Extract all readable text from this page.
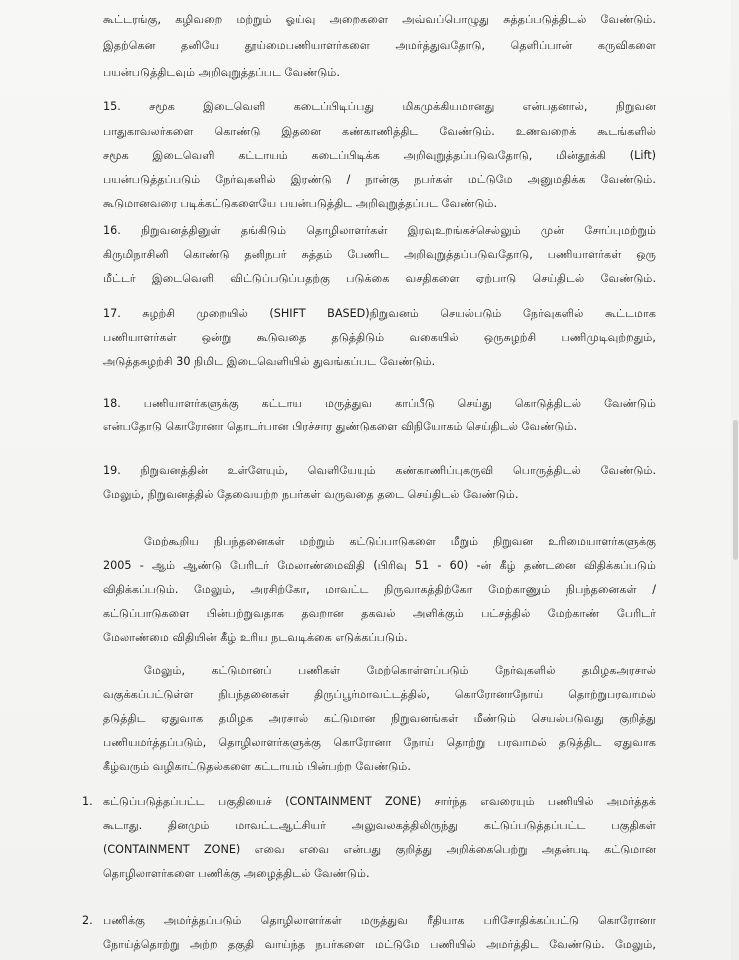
கூட்டரங்கு, கழிவறை மற்றும் ஓய்வு அறைகளை அவ்வப்பொழுது சுத்தப்படுத்திடல் வேண்டும்.
இதற்கென தனியே தூய்மைபணியாளர்களை அமர்த்துவதோடு, தெளிப்பான் கருவிகளை
பயன்படுத்திடவும் அறிவுறுத்தப்பட வேண்டும்.
15. சமூக இடைவெளி கடைப்பிடிப்பது மிகமுக்கியமானது என்பதனால், நிறுவன
பாதுகாவலர்களை கொண்டு இதனை கண்காணித்திட வேண்டும். உணவறைக் கூடங்களில்
சமூக இடைவெளி கட்டாயம் கடைப்பிடிக்க அறிவுறுத்தப்படுவதோடு, மின்தூக்கி (Lift)
பயன்படுத்தப்படும் நேர்வுகளில் இரண்டு / நான்கு நபர்கள் மட்டுமே அனுமதிக்க வேண்டும்.
கூடுமானவரை படிக்கட்டுகளையே பயன்படுத்திட அறிவுறுத்தப்பட வேண்டும்.
16. நிறுவனத்தினுள் தங்கிடும் தொழிலாளர்கள் இரவுஉறங்கச்செல்லும் முன் சோப்புமற்றும்
கிருமிநாசினி கொண்டு தனிநபர் சுத்தம் பேணிட அறிவுறுத்தப்படுவதோடு, பணியாளர்கள் ஒரு
மீட்டர் இடைவெளி விட்டுப்படுப்பதற்கு படுக்கை வசதிகளை ஏற்பாடு செய்திடல் வேண்டும்.
17. சுழற்சி முறையில் (SHIFT BASED)நிறுவனம் செயல்படும் நேர்வுகளில் கூட்டமாக
பணியாளர்கள் ஒன்று கூடுவதை தடுத்திடும் வகையில் ஒருசுழற்சி பணிமுடிவுற்றதும்,
அடுத்தசுழற்சி 30 நிமிட இடைவெளியில் துவங்கப்பட வேண்டும்.
18. பணியாளர்களுக்கு கட்டாய மருத்துவ காப்பீடு செய்து கொடுத்திடல் வேண்டும்
என்பதோடு கொரோனா தொடர்பான பிரச்சார துண்டுகளை விநியோகம் செய்திடல் வேண்டும்.
19. நிறுவனத்தின் உள்ளேயும், வெளியேயும் கண்காணிப்புகருவி பொருத்திடல் வேண்டும்.
மேலும், நிறுவனத்தில் தேவையற்ற நபர்கள் வருவதை தடை செய்திடல் வேண்டும்.
மேற்கூறிய நிபந்தனைகள் மற்றும் கட்டுப்பாடுகளை மீறும் நிறுவன உரிமையாளர்களுக்கு
2005 - ஆம் ஆண்டு பேரிடர் மேலாண்மைவிதி (பிரிவு 51 - 60) -ன் கீழ் தண்டனை விதிக்கப்படும்
விதிக்கப்படும். மேலும், அரசிற்கோ, மாவட்ட நிருவாகத்திற்கோ மேற்காணும் நிபந்தனைகள் /
கட்டுப்பாடுகளை பின்பற்றுவதாக தவறான தகவல் அளிக்கும் பட்சத்தில் மேற்காண் பேரிடர்
மேலாண்மை விதியின் கீழ் உரிய நடவடிக்கை எடுக்கப்படும்.
மேலும், கட்டுமானப் பணிகள் மேற்கொள்ளப்படும் நேர்வுகளில் தமிழகஅரசால்
வகுக்கப்பட்டுள்ள நிபந்தனைகள் திருப்பூர்மாவட்டத்தில், கொரோனாநோய் தொற்றுபரவாமல்
தடுத்திட ஏதுவாக தமிழக அரசால் கட்டுமான நிறுவனங்கள் மீண்டும் செயல்படுவது குறித்து
பணியமர்த்தப்படும், தொழிலாளர்களுக்கு கொரோனா நோய் தொற்று பரவாமல் தடுத்திட ஏதுவாக
கீழ்வரும் வழிகாட்டுதல்களை கட்டாயம் பின்பற்ற வேண்டும்.
1. கட்டுப்படுத்தப்பட்ட பகுதியைச் (CONTAINMENT ZONE) சார்ந்த எவரையும் பணியில் அமர்த்தக்
கூடாது. தினமும் மாவட்டஆட்சியர் அலுவலகத்திலிருந்து கட்டுப்படுத்தப்பட்ட பகுதிகள்
(CONTAINMENT ZONE) எவை எவை என்பது குறித்து அறிக்கைபெற்று அதன்படி கட்டுமான
தொழிலாளர்களை பணிக்கு அழைத்திடல் வேண்டும்.
2. பணிக்கு அமர்த்தப்படும் தொழிலாளர்கள் மருத்துவ ரீதியாக பரிசோதிக்கப்பட்டு கொரோனா
நோய்த்தொற்று அற்ற தகுதி வாய்ந்த நபர்களை மட்டுமே பணியில் அமர்த்திட வேண்டும். மேலும்,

-------

▶ **Task directions**:
How many lines in these entries hold the string "ZONE"? Answer with the number alone.

▶ **Answer to this exercise**:
2